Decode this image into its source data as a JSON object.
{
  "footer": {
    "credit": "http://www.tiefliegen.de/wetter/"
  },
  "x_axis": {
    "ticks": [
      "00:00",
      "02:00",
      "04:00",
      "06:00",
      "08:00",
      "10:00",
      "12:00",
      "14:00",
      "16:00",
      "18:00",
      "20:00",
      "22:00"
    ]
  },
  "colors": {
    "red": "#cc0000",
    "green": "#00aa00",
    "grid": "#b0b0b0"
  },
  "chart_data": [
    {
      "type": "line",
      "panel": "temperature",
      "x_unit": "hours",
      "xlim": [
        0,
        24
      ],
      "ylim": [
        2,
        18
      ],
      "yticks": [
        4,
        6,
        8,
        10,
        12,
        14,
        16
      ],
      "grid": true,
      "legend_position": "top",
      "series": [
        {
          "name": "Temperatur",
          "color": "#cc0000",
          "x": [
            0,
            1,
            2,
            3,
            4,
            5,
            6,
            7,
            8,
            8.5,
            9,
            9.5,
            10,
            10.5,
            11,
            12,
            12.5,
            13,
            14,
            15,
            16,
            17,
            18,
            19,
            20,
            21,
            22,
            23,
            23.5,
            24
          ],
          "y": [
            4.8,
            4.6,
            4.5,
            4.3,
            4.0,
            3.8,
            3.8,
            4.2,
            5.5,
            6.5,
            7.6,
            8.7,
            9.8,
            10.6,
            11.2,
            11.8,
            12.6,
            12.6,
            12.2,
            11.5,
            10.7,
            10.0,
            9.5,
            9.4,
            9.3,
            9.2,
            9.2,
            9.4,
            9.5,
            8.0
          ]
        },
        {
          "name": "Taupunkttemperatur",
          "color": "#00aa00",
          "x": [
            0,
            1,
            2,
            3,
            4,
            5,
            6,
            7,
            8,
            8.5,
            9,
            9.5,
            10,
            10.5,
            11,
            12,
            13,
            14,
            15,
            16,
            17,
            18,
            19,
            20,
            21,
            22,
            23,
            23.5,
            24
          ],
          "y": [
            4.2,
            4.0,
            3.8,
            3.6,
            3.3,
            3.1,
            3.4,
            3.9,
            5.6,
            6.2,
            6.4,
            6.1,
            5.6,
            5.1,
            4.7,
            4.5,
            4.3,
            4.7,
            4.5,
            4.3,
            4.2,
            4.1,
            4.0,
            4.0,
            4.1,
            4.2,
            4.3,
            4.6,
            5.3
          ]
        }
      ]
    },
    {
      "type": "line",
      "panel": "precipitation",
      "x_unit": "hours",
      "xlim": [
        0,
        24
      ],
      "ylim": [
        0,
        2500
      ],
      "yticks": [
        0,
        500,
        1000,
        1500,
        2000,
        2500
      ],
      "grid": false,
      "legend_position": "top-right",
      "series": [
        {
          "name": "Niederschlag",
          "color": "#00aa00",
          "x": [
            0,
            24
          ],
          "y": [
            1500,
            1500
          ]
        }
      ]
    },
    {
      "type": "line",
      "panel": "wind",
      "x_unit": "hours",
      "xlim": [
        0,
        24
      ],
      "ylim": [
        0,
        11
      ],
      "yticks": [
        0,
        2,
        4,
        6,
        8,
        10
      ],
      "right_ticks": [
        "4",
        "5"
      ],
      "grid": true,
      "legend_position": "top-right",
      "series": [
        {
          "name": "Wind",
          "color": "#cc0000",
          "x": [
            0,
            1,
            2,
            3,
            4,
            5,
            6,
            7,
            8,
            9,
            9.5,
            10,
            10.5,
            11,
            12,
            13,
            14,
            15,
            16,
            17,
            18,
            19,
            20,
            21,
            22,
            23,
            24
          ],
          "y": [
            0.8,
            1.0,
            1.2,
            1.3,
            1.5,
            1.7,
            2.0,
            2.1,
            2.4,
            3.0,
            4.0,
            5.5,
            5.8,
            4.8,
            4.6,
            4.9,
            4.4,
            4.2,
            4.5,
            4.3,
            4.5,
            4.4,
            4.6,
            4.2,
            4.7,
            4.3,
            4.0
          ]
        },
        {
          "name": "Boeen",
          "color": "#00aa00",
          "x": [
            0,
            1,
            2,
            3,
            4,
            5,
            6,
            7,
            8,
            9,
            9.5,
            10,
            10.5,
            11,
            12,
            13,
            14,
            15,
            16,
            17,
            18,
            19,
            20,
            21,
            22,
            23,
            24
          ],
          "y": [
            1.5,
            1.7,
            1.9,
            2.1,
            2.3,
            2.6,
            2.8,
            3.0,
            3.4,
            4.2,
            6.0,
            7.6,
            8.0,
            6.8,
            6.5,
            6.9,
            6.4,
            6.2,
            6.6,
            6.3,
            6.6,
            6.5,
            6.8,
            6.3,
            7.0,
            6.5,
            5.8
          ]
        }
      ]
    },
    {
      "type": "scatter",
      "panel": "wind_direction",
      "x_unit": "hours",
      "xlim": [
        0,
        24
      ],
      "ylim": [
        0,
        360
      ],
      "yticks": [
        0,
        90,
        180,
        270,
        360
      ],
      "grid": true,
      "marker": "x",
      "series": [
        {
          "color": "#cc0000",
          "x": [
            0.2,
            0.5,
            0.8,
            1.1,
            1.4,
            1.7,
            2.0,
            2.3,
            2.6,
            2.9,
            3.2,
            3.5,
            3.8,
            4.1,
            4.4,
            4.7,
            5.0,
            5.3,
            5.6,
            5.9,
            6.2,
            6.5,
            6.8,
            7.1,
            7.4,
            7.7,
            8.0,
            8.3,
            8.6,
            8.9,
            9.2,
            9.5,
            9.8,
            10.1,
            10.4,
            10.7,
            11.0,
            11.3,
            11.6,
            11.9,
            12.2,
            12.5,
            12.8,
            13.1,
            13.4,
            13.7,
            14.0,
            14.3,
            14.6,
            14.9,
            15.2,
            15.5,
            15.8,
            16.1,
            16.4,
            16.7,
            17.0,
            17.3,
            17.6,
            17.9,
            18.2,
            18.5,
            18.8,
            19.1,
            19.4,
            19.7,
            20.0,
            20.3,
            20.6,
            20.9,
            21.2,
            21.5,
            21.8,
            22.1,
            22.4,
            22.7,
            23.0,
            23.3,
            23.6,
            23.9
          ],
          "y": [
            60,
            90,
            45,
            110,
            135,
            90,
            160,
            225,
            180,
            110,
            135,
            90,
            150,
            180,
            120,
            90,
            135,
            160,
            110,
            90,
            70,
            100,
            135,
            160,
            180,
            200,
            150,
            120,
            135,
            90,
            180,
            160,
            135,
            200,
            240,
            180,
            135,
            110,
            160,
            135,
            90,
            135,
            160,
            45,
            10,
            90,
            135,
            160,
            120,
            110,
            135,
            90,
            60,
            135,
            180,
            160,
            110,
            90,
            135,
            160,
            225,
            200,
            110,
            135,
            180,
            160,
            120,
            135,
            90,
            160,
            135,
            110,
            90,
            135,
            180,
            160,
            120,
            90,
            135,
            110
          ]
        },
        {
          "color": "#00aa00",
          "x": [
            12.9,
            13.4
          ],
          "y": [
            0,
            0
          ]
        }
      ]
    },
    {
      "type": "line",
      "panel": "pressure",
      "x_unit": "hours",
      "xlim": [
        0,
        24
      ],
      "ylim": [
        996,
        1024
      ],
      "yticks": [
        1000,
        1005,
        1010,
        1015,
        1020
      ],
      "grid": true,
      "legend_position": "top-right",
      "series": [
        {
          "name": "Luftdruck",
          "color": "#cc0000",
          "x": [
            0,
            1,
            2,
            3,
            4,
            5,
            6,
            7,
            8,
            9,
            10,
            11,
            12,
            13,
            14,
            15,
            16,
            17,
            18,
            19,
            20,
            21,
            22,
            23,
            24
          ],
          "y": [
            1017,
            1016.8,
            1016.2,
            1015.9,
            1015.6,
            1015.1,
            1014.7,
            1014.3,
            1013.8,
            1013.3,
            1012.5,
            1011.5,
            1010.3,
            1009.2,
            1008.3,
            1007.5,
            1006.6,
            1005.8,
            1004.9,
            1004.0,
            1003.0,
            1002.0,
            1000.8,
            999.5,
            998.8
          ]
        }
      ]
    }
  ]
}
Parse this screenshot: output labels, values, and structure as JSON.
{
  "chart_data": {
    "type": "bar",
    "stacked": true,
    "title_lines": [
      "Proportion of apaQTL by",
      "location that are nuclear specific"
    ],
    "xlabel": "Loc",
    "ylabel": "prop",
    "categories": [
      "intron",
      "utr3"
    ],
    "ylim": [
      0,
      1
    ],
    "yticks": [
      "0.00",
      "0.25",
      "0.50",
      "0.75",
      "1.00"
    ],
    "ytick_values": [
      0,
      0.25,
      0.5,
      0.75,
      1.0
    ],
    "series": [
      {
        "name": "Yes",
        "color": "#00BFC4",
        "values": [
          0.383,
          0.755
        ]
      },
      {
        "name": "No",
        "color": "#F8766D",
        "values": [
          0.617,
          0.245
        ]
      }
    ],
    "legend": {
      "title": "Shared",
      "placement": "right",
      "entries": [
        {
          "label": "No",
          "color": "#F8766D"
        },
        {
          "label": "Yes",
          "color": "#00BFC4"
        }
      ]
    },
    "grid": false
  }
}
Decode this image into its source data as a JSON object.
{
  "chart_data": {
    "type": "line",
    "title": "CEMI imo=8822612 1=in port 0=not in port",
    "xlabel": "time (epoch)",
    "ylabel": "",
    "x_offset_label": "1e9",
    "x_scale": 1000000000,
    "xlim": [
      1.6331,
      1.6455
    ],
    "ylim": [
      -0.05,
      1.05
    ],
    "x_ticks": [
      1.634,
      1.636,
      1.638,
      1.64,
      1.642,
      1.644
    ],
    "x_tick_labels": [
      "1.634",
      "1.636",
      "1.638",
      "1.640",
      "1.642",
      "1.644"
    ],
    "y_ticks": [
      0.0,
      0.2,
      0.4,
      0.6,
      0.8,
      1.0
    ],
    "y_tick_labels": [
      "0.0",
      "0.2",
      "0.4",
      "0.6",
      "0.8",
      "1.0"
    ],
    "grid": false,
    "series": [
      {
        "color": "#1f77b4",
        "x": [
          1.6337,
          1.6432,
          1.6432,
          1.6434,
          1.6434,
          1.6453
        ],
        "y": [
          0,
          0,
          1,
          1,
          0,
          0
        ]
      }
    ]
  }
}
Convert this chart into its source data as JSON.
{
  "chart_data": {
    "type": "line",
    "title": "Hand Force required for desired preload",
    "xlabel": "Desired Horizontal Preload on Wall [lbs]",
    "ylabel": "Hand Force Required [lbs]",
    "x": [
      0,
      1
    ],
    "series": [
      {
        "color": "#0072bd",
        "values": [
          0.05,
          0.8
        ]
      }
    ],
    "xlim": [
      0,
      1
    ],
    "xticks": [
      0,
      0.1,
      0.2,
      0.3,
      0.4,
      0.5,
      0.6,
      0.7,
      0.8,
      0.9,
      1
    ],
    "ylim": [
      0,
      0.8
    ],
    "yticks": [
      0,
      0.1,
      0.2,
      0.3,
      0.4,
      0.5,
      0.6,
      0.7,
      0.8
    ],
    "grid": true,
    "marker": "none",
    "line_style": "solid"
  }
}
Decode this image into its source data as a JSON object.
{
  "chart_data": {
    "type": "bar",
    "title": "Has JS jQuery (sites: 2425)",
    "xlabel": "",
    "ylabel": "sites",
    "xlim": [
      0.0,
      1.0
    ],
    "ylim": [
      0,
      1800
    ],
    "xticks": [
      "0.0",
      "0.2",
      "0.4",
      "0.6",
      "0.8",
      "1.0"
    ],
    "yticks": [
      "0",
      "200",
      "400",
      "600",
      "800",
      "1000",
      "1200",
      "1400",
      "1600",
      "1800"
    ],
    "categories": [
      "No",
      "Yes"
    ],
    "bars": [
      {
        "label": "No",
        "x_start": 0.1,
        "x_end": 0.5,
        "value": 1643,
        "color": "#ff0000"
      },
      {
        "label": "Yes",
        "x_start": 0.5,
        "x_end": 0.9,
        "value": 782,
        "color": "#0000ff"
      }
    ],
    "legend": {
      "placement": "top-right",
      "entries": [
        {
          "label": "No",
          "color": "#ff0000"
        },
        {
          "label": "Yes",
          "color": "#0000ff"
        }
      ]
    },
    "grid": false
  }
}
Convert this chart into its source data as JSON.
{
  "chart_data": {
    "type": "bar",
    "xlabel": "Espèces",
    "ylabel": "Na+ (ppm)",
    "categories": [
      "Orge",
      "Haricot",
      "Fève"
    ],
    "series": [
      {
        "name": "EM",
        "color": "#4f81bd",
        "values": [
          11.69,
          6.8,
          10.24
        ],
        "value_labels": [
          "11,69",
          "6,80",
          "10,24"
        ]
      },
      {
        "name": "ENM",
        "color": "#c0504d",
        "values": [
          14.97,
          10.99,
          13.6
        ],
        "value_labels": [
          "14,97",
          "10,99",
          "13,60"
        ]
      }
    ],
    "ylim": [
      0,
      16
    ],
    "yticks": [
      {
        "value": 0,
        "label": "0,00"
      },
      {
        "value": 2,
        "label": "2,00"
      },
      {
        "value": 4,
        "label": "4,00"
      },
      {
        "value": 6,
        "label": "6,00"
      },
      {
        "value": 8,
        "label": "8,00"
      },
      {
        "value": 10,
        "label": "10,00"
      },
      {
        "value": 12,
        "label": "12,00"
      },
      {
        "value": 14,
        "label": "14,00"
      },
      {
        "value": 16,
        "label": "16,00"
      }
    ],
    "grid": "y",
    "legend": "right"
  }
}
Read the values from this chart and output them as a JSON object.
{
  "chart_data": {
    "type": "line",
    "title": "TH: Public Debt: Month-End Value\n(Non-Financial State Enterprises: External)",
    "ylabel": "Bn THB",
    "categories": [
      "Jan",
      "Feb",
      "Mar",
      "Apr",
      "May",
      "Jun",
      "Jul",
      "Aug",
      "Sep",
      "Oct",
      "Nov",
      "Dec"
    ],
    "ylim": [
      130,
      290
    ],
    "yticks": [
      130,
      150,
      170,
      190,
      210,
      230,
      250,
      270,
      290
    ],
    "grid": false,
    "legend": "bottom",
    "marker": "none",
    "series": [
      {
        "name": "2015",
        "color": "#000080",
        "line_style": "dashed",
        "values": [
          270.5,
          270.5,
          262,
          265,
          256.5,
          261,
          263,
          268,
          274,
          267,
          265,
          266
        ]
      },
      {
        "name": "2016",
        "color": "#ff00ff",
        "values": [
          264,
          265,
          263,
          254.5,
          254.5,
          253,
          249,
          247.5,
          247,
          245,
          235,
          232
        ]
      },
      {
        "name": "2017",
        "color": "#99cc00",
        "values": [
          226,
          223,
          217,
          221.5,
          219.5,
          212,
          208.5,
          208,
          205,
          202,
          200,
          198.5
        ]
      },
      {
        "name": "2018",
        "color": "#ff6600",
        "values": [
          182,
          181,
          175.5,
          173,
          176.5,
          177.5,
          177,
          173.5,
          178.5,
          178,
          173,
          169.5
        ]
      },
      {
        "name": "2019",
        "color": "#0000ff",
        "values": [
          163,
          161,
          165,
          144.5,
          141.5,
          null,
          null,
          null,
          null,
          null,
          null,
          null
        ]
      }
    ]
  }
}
□ □ □ □
__Do this__
Report only the number of lines in the data above that contain "ylabel".

__Worked solution__
6